» **Brief**
Your task is to copy the listing exactly, with the pictures left out.
--- Start of Exercise data ---
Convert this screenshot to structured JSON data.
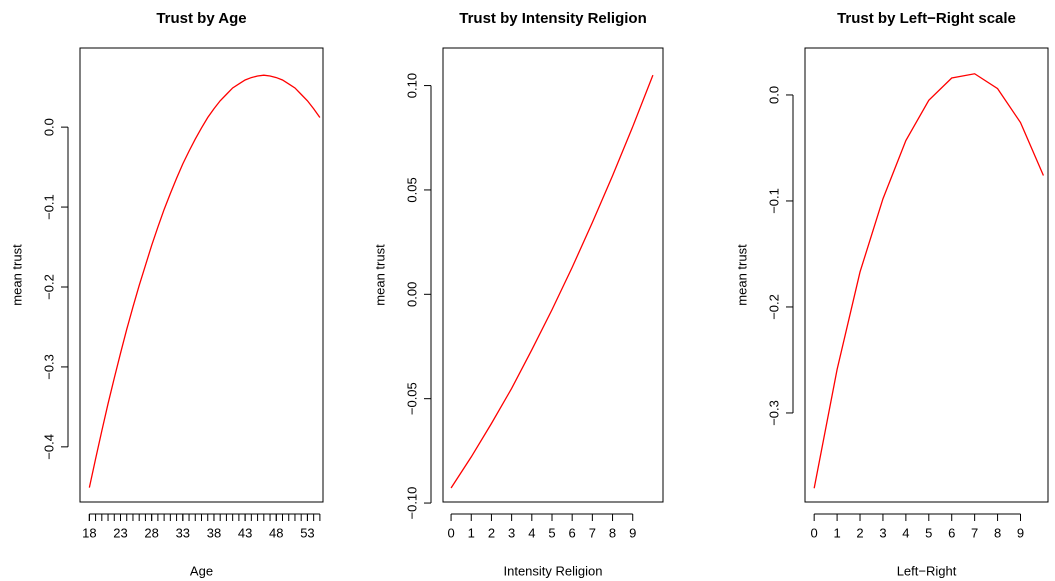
{
  "chart_data": [
    {
      "type": "line",
      "title": "Trust by Age",
      "xlabel": "Age",
      "ylabel": "mean trust",
      "color": "#ff0000",
      "x": [
        18,
        19,
        20,
        21,
        22,
        23,
        24,
        25,
        26,
        27,
        28,
        29,
        30,
        31,
        32,
        33,
        34,
        35,
        36,
        37,
        38,
        39,
        40,
        41,
        42,
        43,
        44,
        45,
        46,
        47,
        48,
        49,
        50,
        51,
        52,
        53,
        54,
        55
      ],
      "values": [
        -0.451,
        -0.415,
        -0.38,
        -0.346,
        -0.314,
        -0.283,
        -0.253,
        -0.225,
        -0.198,
        -0.173,
        -0.148,
        -0.125,
        -0.103,
        -0.083,
        -0.064,
        -0.046,
        -0.03,
        -0.015,
        -0.001,
        0.012,
        0.023,
        0.033,
        0.041,
        0.049,
        0.054,
        0.059,
        0.062,
        0.064,
        0.065,
        0.064,
        0.062,
        0.059,
        0.054,
        0.049,
        0.041,
        0.033,
        0.023,
        0.012
      ],
      "xlim": [
        16.5,
        55.5
      ],
      "ylim": [
        -0.469,
        0.099
      ],
      "xticks": [
        18,
        23,
        28,
        33,
        38,
        43,
        48,
        53
      ],
      "xminorticks": [
        18,
        19,
        20,
        21,
        22,
        23,
        24,
        25,
        26,
        27,
        28,
        29,
        30,
        31,
        32,
        33,
        34,
        35,
        36,
        37,
        38,
        39,
        40,
        41,
        42,
        43,
        44,
        45,
        46,
        47,
        48,
        49,
        50,
        51,
        52,
        53,
        54,
        55
      ],
      "yticks": [
        {
          "value": -0.4,
          "label": "−0.4"
        },
        {
          "value": -0.3,
          "label": "−0.3"
        },
        {
          "value": -0.2,
          "label": "−0.2"
        },
        {
          "value": -0.1,
          "label": "−0.1"
        },
        {
          "value": 0,
          "label": "0.0"
        }
      ]
    },
    {
      "type": "line",
      "title": "Trust by Intensity Religion",
      "xlabel": "Intensity Religion",
      "ylabel": "mean trust",
      "color": "#ff0000",
      "x": [
        0,
        1,
        2,
        3,
        4,
        5,
        6,
        7,
        8,
        9,
        10
      ],
      "values": [
        -0.0928,
        -0.0779,
        -0.0619,
        -0.0451,
        -0.0266,
        -0.0074,
        0.0129,
        0.0344,
        0.0568,
        0.0803,
        0.105
      ],
      "xlim": [
        -0.4,
        10.5
      ],
      "ylim": [
        -0.0995,
        0.118
      ],
      "xticks": [
        0,
        1,
        2,
        3,
        4,
        5,
        6,
        7,
        8,
        9
      ],
      "yticks": [
        {
          "value": -0.1,
          "label": "−0.10"
        },
        {
          "value": -0.05,
          "label": "−0.05"
        },
        {
          "value": 0,
          "label": "0.00"
        },
        {
          "value": 0.05,
          "label": "0.05"
        },
        {
          "value": 0.1,
          "label": "0.10"
        }
      ]
    },
    {
      "type": "line",
      "title": "Trust by Left−Right scale",
      "xlabel": "Left−Right",
      "ylabel": "mean trust",
      "color": "#ff0000",
      "x": [
        0,
        1,
        2,
        3,
        4,
        5,
        6,
        7,
        8,
        9,
        10
      ],
      "values": [
        -0.371,
        -0.259,
        -0.167,
        -0.098,
        -0.043,
        -0.005,
        0.016,
        0.02,
        0.006,
        -0.026,
        -0.076
      ],
      "xlim": [
        -0.4,
        10.2
      ],
      "ylim": [
        -0.384,
        0.0443
      ],
      "xticks": [
        0,
        1,
        2,
        3,
        4,
        5,
        6,
        7,
        8,
        9
      ],
      "yticks": [
        {
          "value": -0.3,
          "label": "−0.3"
        },
        {
          "value": -0.2,
          "label": "−0.2"
        },
        {
          "value": -0.1,
          "label": "−0.1"
        },
        {
          "value": 0,
          "label": "0.0"
        }
      ]
    }
  ]
}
--- End of Exercise data ---
» **Answer to the exercise**
Convert this screenshot to structured JSON data.
{
  "chart_data": [
    {
      "type": "line",
      "title": "Trust by Age",
      "xlabel": "Age",
      "ylabel": "mean trust",
      "color": "#ff0000",
      "x": [
        18,
        19,
        20,
        21,
        22,
        23,
        24,
        25,
        26,
        27,
        28,
        29,
        30,
        31,
        32,
        33,
        34,
        35,
        36,
        37,
        38,
        39,
        40,
        41,
        42,
        43,
        44,
        45,
        46,
        47,
        48,
        49,
        50,
        51,
        52,
        53,
        54,
        55
      ],
      "values": [
        -0.451,
        -0.415,
        -0.38,
        -0.346,
        -0.314,
        -0.283,
        -0.253,
        -0.225,
        -0.198,
        -0.173,
        -0.148,
        -0.125,
        -0.103,
        -0.083,
        -0.064,
        -0.046,
        -0.03,
        -0.015,
        -0.001,
        0.012,
        0.023,
        0.033,
        0.041,
        0.049,
        0.054,
        0.059,
        0.062,
        0.064,
        0.065,
        0.064,
        0.062,
        0.059,
        0.054,
        0.049,
        0.041,
        0.033,
        0.023,
        0.012
      ],
      "xlim": [
        16.5,
        55.5
      ],
      "ylim": [
        -0.469,
        0.099
      ],
      "xticks": [
        18,
        23,
        28,
        33,
        38,
        43,
        48,
        53
      ],
      "xminorticks": [
        18,
        19,
        20,
        21,
        22,
        23,
        24,
        25,
        26,
        27,
        28,
        29,
        30,
        31,
        32,
        33,
        34,
        35,
        36,
        37,
        38,
        39,
        40,
        41,
        42,
        43,
        44,
        45,
        46,
        47,
        48,
        49,
        50,
        51,
        52,
        53,
        54,
        55
      ],
      "yticks": [
        {
          "value": -0.4,
          "label": "−0.4"
        },
        {
          "value": -0.3,
          "label": "−0.3"
        },
        {
          "value": -0.2,
          "label": "−0.2"
        },
        {
          "value": -0.1,
          "label": "−0.1"
        },
        {
          "value": 0,
          "label": "0.0"
        }
      ]
    },
    {
      "type": "line",
      "title": "Trust by Intensity Religion",
      "xlabel": "Intensity Religion",
      "ylabel": "mean trust",
      "color": "#ff0000",
      "x": [
        0,
        1,
        2,
        3,
        4,
        5,
        6,
        7,
        8,
        9,
        10
      ],
      "values": [
        -0.0928,
        -0.0779,
        -0.0619,
        -0.0451,
        -0.0266,
        -0.0074,
        0.0129,
        0.0344,
        0.0568,
        0.0803,
        0.105
      ],
      "xlim": [
        -0.4,
        10.5
      ],
      "ylim": [
        -0.0995,
        0.118
      ],
      "xticks": [
        0,
        1,
        2,
        3,
        4,
        5,
        6,
        7,
        8,
        9
      ],
      "yticks": [
        {
          "value": -0.1,
          "label": "−0.10"
        },
        {
          "value": -0.05,
          "label": "−0.05"
        },
        {
          "value": 0,
          "label": "0.00"
        },
        {
          "value": 0.05,
          "label": "0.05"
        },
        {
          "value": 0.1,
          "label": "0.10"
        }
      ]
    },
    {
      "type": "line",
      "title": "Trust by Left−Right scale",
      "xlabel": "Left−Right",
      "ylabel": "mean trust",
      "color": "#ff0000",
      "x": [
        0,
        1,
        2,
        3,
        4,
        5,
        6,
        7,
        8,
        9,
        10
      ],
      "values": [
        -0.371,
        -0.259,
        -0.167,
        -0.098,
        -0.043,
        -0.005,
        0.016,
        0.02,
        0.006,
        -0.026,
        -0.076
      ],
      "xlim": [
        -0.4,
        10.2
      ],
      "ylim": [
        -0.384,
        0.0443
      ],
      "xticks": [
        0,
        1,
        2,
        3,
        4,
        5,
        6,
        7,
        8,
        9
      ],
      "yticks": [
        {
          "value": -0.3,
          "label": "−0.3"
        },
        {
          "value": -0.2,
          "label": "−0.2"
        },
        {
          "value": -0.1,
          "label": "−0.1"
        },
        {
          "value": 0,
          "label": "0.0"
        }
      ]
    }
  ]
}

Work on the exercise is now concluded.